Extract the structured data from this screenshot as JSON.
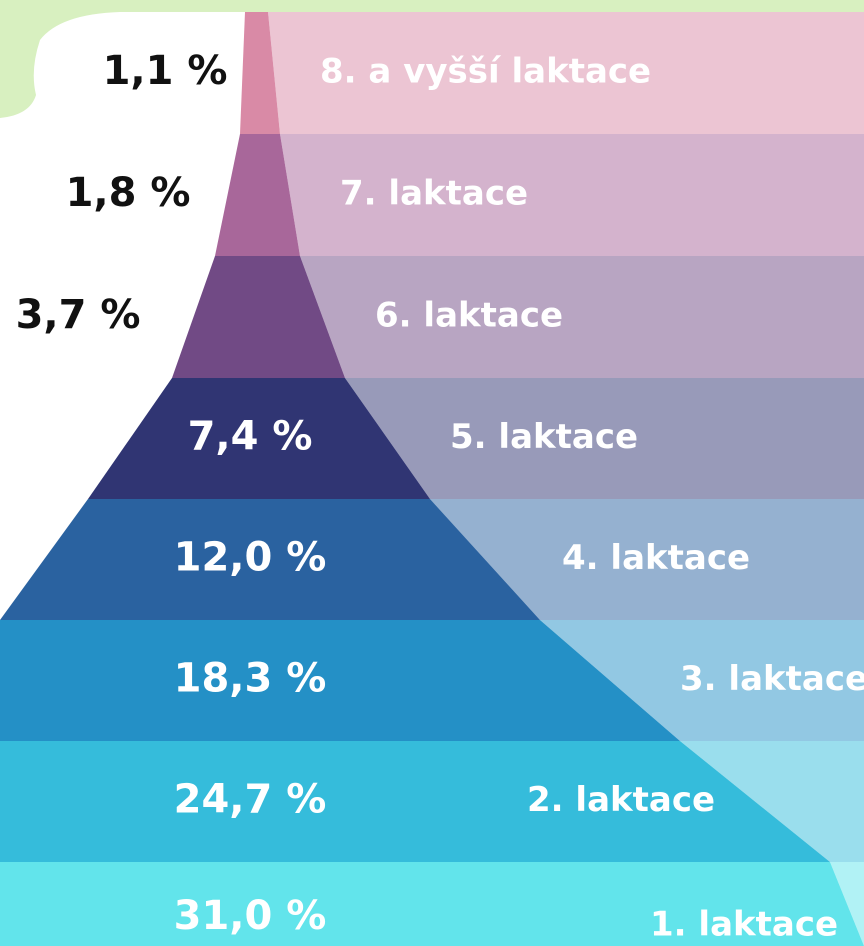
{
  "chart_data": {
    "type": "pyramid",
    "categories": [
      "8. a vyšší laktace",
      "7. laktace",
      "6. laktace",
      "5. laktace",
      "4. laktace",
      "3. laktace",
      "2. laktace",
      "1. laktace"
    ],
    "values": [
      1.1,
      1.8,
      3.7,
      7.4,
      12.0,
      18.3,
      24.7,
      31.0
    ],
    "value_labels": [
      "1,1 %",
      "1,8 %",
      "3,7 %",
      "7,4 %",
      "12,0 %",
      "18,3 %",
      "24,7 %",
      "31,0 %"
    ],
    "colors": [
      "#d98aa6",
      "#a8679a",
      "#714a85",
      "#303573",
      "#2a62a0",
      "#2490c6",
      "#35bcdb",
      "#62e4eb"
    ]
  }
}
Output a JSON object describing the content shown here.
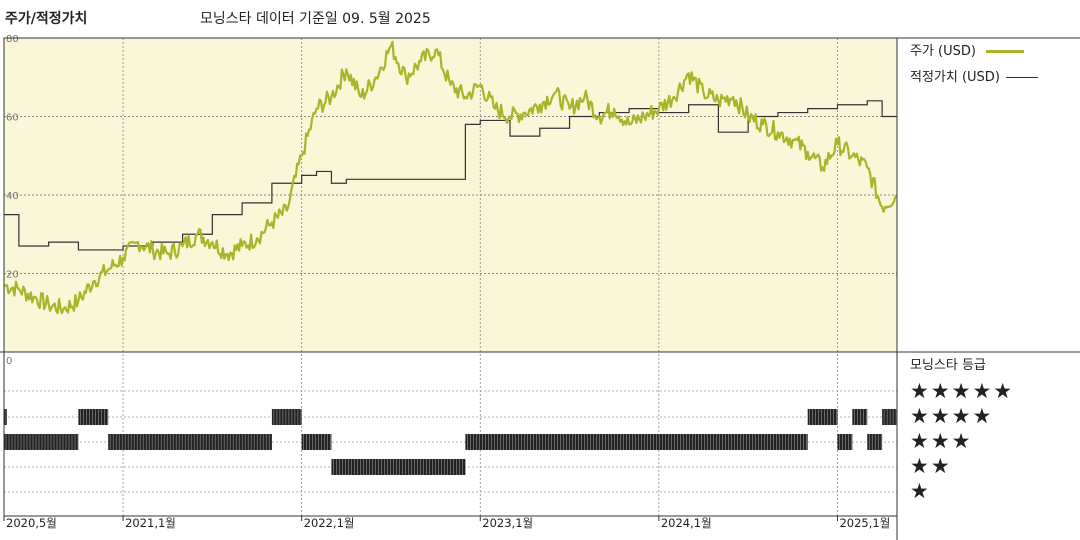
{
  "header": {
    "title": "주가/적정가치",
    "subtitle": "모닝스타 데이터 기준일 09. 5월 2025"
  },
  "colors": {
    "price": "#a8b52b",
    "fair_value": "#333333",
    "plot_background": "#faf6d8",
    "rating_bar": "#222222"
  },
  "legend": {
    "price_label": "주가 (USD)",
    "fair_value_label": "적정가치 (USD)",
    "rating_title": "모닝스타 등급"
  },
  "rating_levels": [
    {
      "stars": 5,
      "label": "★★★★★"
    },
    {
      "stars": 4,
      "label": "★★★★"
    },
    {
      "stars": 3,
      "label": "★★★"
    },
    {
      "stars": 2,
      "label": "★★"
    },
    {
      "stars": 1,
      "label": "★"
    }
  ],
  "chart_data": {
    "type": "line",
    "x_range": [
      "2020-05",
      "2025-05"
    ],
    "ylim": [
      0,
      80
    ],
    "y_ticks": [
      {
        "value": 80,
        "label": "80"
      },
      {
        "value": 60,
        "label": "60"
      },
      {
        "value": 40,
        "label": "40"
      },
      {
        "value": 20,
        "label": "20"
      }
    ],
    "rating_axis_label": "0",
    "x_ticks": [
      {
        "x": "2020-05",
        "label": "2020,5월"
      },
      {
        "x": "2021-01",
        "label": "2021,1월"
      },
      {
        "x": "2022-01",
        "label": "2022,1월"
      },
      {
        "x": "2023-01",
        "label": "2023,1월"
      },
      {
        "x": "2024-01",
        "label": "2024,1월"
      },
      {
        "x": "2025-01",
        "label": "2025,1월"
      }
    ],
    "grid": true,
    "legend_position": "right",
    "series": [
      {
        "name": "주가 (USD)",
        "points": [
          [
            "2020-05",
            17
          ],
          [
            "2020-06",
            16
          ],
          [
            "2020-07",
            14
          ],
          [
            "2020-08",
            12
          ],
          [
            "2020-09",
            11
          ],
          [
            "2020-10",
            13
          ],
          [
            "2020-11",
            18
          ],
          [
            "2020-12",
            21
          ],
          [
            "2021-01",
            24
          ],
          [
            "2021-02",
            28
          ],
          [
            "2021-03",
            26
          ],
          [
            "2021-04",
            25
          ],
          [
            "2021-05",
            27
          ],
          [
            "2021-06",
            30
          ],
          [
            "2021-07",
            28
          ],
          [
            "2021-08",
            25
          ],
          [
            "2021-09",
            27
          ],
          [
            "2021-10",
            29
          ],
          [
            "2021-11",
            33
          ],
          [
            "2021-12",
            36
          ],
          [
            "2022-01",
            50
          ],
          [
            "2022-02",
            62
          ],
          [
            "2022-03",
            65
          ],
          [
            "2022-04",
            72
          ],
          [
            "2022-05",
            65
          ],
          [
            "2022-06",
            70
          ],
          [
            "2022-07",
            78
          ],
          [
            "2022-08",
            70
          ],
          [
            "2022-09",
            74
          ],
          [
            "2022-10",
            77
          ],
          [
            "2022-11",
            68
          ],
          [
            "2022-12",
            65
          ],
          [
            "2023-01",
            68
          ],
          [
            "2023-02",
            62
          ],
          [
            "2023-03",
            60
          ],
          [
            "2023-04",
            61
          ],
          [
            "2023-05",
            63
          ],
          [
            "2023-06",
            66
          ],
          [
            "2023-07",
            62
          ],
          [
            "2023-08",
            65
          ],
          [
            "2023-09",
            60
          ],
          [
            "2023-10",
            62
          ],
          [
            "2023-11",
            58
          ],
          [
            "2023-12",
            60
          ],
          [
            "2024-01",
            62
          ],
          [
            "2024-02",
            65
          ],
          [
            "2024-03",
            71
          ],
          [
            "2024-04",
            66
          ],
          [
            "2024-05",
            64
          ],
          [
            "2024-06",
            65
          ],
          [
            "2024-07",
            60
          ],
          [
            "2024-08",
            58
          ],
          [
            "2024-09",
            56
          ],
          [
            "2024-10",
            54
          ],
          [
            "2024-11",
            51
          ],
          [
            "2024-12",
            47
          ],
          [
            "2025-01",
            53
          ],
          [
            "2025-02",
            50
          ],
          [
            "2025-03",
            47
          ],
          [
            "2025-04",
            37
          ],
          [
            "2025-05",
            40
          ]
        ]
      },
      {
        "name": "적정가치 (USD)",
        "points": [
          [
            "2020-05",
            35
          ],
          [
            "2020-06",
            27
          ],
          [
            "2020-08",
            28
          ],
          [
            "2020-10",
            26
          ],
          [
            "2021-01",
            27
          ],
          [
            "2021-03",
            28
          ],
          [
            "2021-05",
            30
          ],
          [
            "2021-07",
            35
          ],
          [
            "2021-09",
            38
          ],
          [
            "2021-11",
            43
          ],
          [
            "2022-01",
            45
          ],
          [
            "2022-02",
            46
          ],
          [
            "2022-03",
            43
          ],
          [
            "2022-04",
            44
          ],
          [
            "2022-12",
            58
          ],
          [
            "2023-01",
            59
          ],
          [
            "2023-03",
            55
          ],
          [
            "2023-05",
            57
          ],
          [
            "2023-07",
            60
          ],
          [
            "2023-09",
            61
          ],
          [
            "2023-11",
            62
          ],
          [
            "2024-01",
            61
          ],
          [
            "2024-03",
            63
          ],
          [
            "2024-05",
            56
          ],
          [
            "2024-07",
            60
          ],
          [
            "2024-09",
            61
          ],
          [
            "2024-11",
            62
          ],
          [
            "2025-01",
            63
          ],
          [
            "2025-03",
            64
          ],
          [
            "2025-04",
            60
          ],
          [
            "2025-05",
            60
          ]
        ]
      }
    ],
    "rating_history": [
      {
        "stars": 4,
        "from": "2020-05",
        "to": "2020-05"
      },
      {
        "stars": 3,
        "from": "2020-05",
        "to": "2020-10"
      },
      {
        "stars": 4,
        "from": "2020-10",
        "to": "2020-12"
      },
      {
        "stars": 3,
        "from": "2020-12",
        "to": "2021-11"
      },
      {
        "stars": 4,
        "from": "2021-11",
        "to": "2022-01"
      },
      {
        "stars": 3,
        "from": "2022-01",
        "to": "2022-03"
      },
      {
        "stars": 2,
        "from": "2022-03",
        "to": "2022-12"
      },
      {
        "stars": 3,
        "from": "2022-12",
        "to": "2024-11"
      },
      {
        "stars": 4,
        "from": "2024-11",
        "to": "2025-01"
      },
      {
        "stars": 3,
        "from": "2025-01",
        "to": "2025-02"
      },
      {
        "stars": 4,
        "from": "2025-02",
        "to": "2025-03"
      },
      {
        "stars": 3,
        "from": "2025-03",
        "to": "2025-04"
      },
      {
        "stars": 4,
        "from": "2025-04",
        "to": "2025-05"
      }
    ]
  }
}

- - - - - - -

**THE TASK**.
All records above are to be printed exactly, minus the pictures they contain.

**SOLVED EXERCISE**.
Extract the structured data from this screenshot as JSON.
{
  "chart_data": {
    "type": "pyramid",
    "categories": [
      "8. a vyšší laktace",
      "7. laktace",
      "6. laktace",
      "5. laktace",
      "4. laktace",
      "3. laktace",
      "2. laktace",
      "1. laktace"
    ],
    "values": [
      1.1,
      1.8,
      3.7,
      7.4,
      12.0,
      18.3,
      24.7,
      31.0
    ],
    "value_labels": [
      "1,1 %",
      "1,8 %",
      "3,7 %",
      "7,4 %",
      "12,0 %",
      "18,3 %",
      "24,7 %",
      "31,0 %"
    ],
    "colors": [
      "#d98aa6",
      "#a8679a",
      "#714a85",
      "#303573",
      "#2a62a0",
      "#2490c6",
      "#35bcdb",
      "#62e4eb"
    ]
  }
}
Output a JSON object describing the content shown here.
{
  "header": {
    "title": "주가/적정가치",
    "subtitle": "모닝스타 데이터 기준일 09. 5월 2025"
  },
  "colors": {
    "price": "#a8b52b",
    "fair_value": "#333333",
    "plot_background": "#faf6d8",
    "rating_bar": "#222222"
  },
  "legend": {
    "price_label": "주가 (USD)",
    "fair_value_label": "적정가치 (USD)",
    "rating_title": "모닝스타 등급"
  },
  "rating_levels": [
    {
      "stars": 5,
      "label": "★★★★★"
    },
    {
      "stars": 4,
      "label": "★★★★"
    },
    {
      "stars": 3,
      "label": "★★★"
    },
    {
      "stars": 2,
      "label": "★★"
    },
    {
      "stars": 1,
      "label": "★"
    }
  ],
  "chart_data": {
    "type": "line",
    "x_range": [
      "2020-05",
      "2025-05"
    ],
    "ylim": [
      0,
      80
    ],
    "y_ticks": [
      {
        "value": 80,
        "label": "80"
      },
      {
        "value": 60,
        "label": "60"
      },
      {
        "value": 40,
        "label": "40"
      },
      {
        "value": 20,
        "label": "20"
      }
    ],
    "rating_axis_label": "0",
    "x_ticks": [
      {
        "x": "2020-05",
        "label": "2020,5월"
      },
      {
        "x": "2021-01",
        "label": "2021,1월"
      },
      {
        "x": "2022-01",
        "label": "2022,1월"
      },
      {
        "x": "2023-01",
        "label": "2023,1월"
      },
      {
        "x": "2024-01",
        "label": "2024,1월"
      },
      {
        "x": "2025-01",
        "label": "2025,1월"
      }
    ],
    "grid": true,
    "legend_position": "right",
    "series": [
      {
        "name": "주가 (USD)",
        "points": [
          [
            "2020-05",
            17
          ],
          [
            "2020-06",
            16
          ],
          [
            "2020-07",
            14
          ],
          [
            "2020-08",
            12
          ],
          [
            "2020-09",
            11
          ],
          [
            "2020-10",
            13
          ],
          [
            "2020-11",
            18
          ],
          [
            "2020-12",
            21
          ],
          [
            "2021-01",
            24
          ],
          [
            "2021-02",
            28
          ],
          [
            "2021-03",
            26
          ],
          [
            "2021-04",
            25
          ],
          [
            "2021-05",
            27
          ],
          [
            "2021-06",
            30
          ],
          [
            "2021-07",
            28
          ],
          [
            "2021-08",
            25
          ],
          [
            "2021-09",
            27
          ],
          [
            "2021-10",
            29
          ],
          [
            "2021-11",
            33
          ],
          [
            "2021-12",
            36
          ],
          [
            "2022-01",
            50
          ],
          [
            "2022-02",
            62
          ],
          [
            "2022-03",
            65
          ],
          [
            "2022-04",
            72
          ],
          [
            "2022-05",
            65
          ],
          [
            "2022-06",
            70
          ],
          [
            "2022-07",
            78
          ],
          [
            "2022-08",
            70
          ],
          [
            "2022-09",
            74
          ],
          [
            "2022-10",
            77
          ],
          [
            "2022-11",
            68
          ],
          [
            "2022-12",
            65
          ],
          [
            "2023-01",
            68
          ],
          [
            "2023-02",
            62
          ],
          [
            "2023-03",
            60
          ],
          [
            "2023-04",
            61
          ],
          [
            "2023-05",
            63
          ],
          [
            "2023-06",
            66
          ],
          [
            "2023-07",
            62
          ],
          [
            "2023-08",
            65
          ],
          [
            "2023-09",
            60
          ],
          [
            "2023-10",
            62
          ],
          [
            "2023-11",
            58
          ],
          [
            "2023-12",
            60
          ],
          [
            "2024-01",
            62
          ],
          [
            "2024-02",
            65
          ],
          [
            "2024-03",
            71
          ],
          [
            "2024-04",
            66
          ],
          [
            "2024-05",
            64
          ],
          [
            "2024-06",
            65
          ],
          [
            "2024-07",
            60
          ],
          [
            "2024-08",
            58
          ],
          [
            "2024-09",
            56
          ],
          [
            "2024-10",
            54
          ],
          [
            "2024-11",
            51
          ],
          [
            "2024-12",
            47
          ],
          [
            "2025-01",
            53
          ],
          [
            "2025-02",
            50
          ],
          [
            "2025-03",
            47
          ],
          [
            "2025-04",
            37
          ],
          [
            "2025-05",
            40
          ]
        ]
      },
      {
        "name": "적정가치 (USD)",
        "points": [
          [
            "2020-05",
            35
          ],
          [
            "2020-06",
            27
          ],
          [
            "2020-08",
            28
          ],
          [
            "2020-10",
            26
          ],
          [
            "2021-01",
            27
          ],
          [
            "2021-03",
            28
          ],
          [
            "2021-05",
            30
          ],
          [
            "2021-07",
            35
          ],
          [
            "2021-09",
            38
          ],
          [
            "2021-11",
            43
          ],
          [
            "2022-01",
            45
          ],
          [
            "2022-02",
            46
          ],
          [
            "2022-03",
            43
          ],
          [
            "2022-04",
            44
          ],
          [
            "2022-12",
            58
          ],
          [
            "2023-01",
            59
          ],
          [
            "2023-03",
            55
          ],
          [
            "2023-05",
            57
          ],
          [
            "2023-07",
            60
          ],
          [
            "2023-09",
            61
          ],
          [
            "2023-11",
            62
          ],
          [
            "2024-01",
            61
          ],
          [
            "2024-03",
            63
          ],
          [
            "2024-05",
            56
          ],
          [
            "2024-07",
            60
          ],
          [
            "2024-09",
            61
          ],
          [
            "2024-11",
            62
          ],
          [
            "2025-01",
            63
          ],
          [
            "2025-03",
            64
          ],
          [
            "2025-04",
            60
          ],
          [
            "2025-05",
            60
          ]
        ]
      }
    ],
    "rating_history": [
      {
        "stars": 4,
        "from": "2020-05",
        "to": "2020-05"
      },
      {
        "stars": 3,
        "from": "2020-05",
        "to": "2020-10"
      },
      {
        "stars": 4,
        "from": "2020-10",
        "to": "2020-12"
      },
      {
        "stars": 3,
        "from": "2020-12",
        "to": "2021-11"
      },
      {
        "stars": 4,
        "from": "2021-11",
        "to": "2022-01"
      },
      {
        "stars": 3,
        "from": "2022-01",
        "to": "2022-03"
      },
      {
        "stars": 2,
        "from": "2022-03",
        "to": "2022-12"
      },
      {
        "stars": 3,
        "from": "2022-12",
        "to": "2024-11"
      },
      {
        "stars": 4,
        "from": "2024-11",
        "to": "2025-01"
      },
      {
        "stars": 3,
        "from": "2025-01",
        "to": "2025-02"
      },
      {
        "stars": 4,
        "from": "2025-02",
        "to": "2025-03"
      },
      {
        "stars": 3,
        "from": "2025-03",
        "to": "2025-04"
      },
      {
        "stars": 4,
        "from": "2025-04",
        "to": "2025-05"
      }
    ]
  }
}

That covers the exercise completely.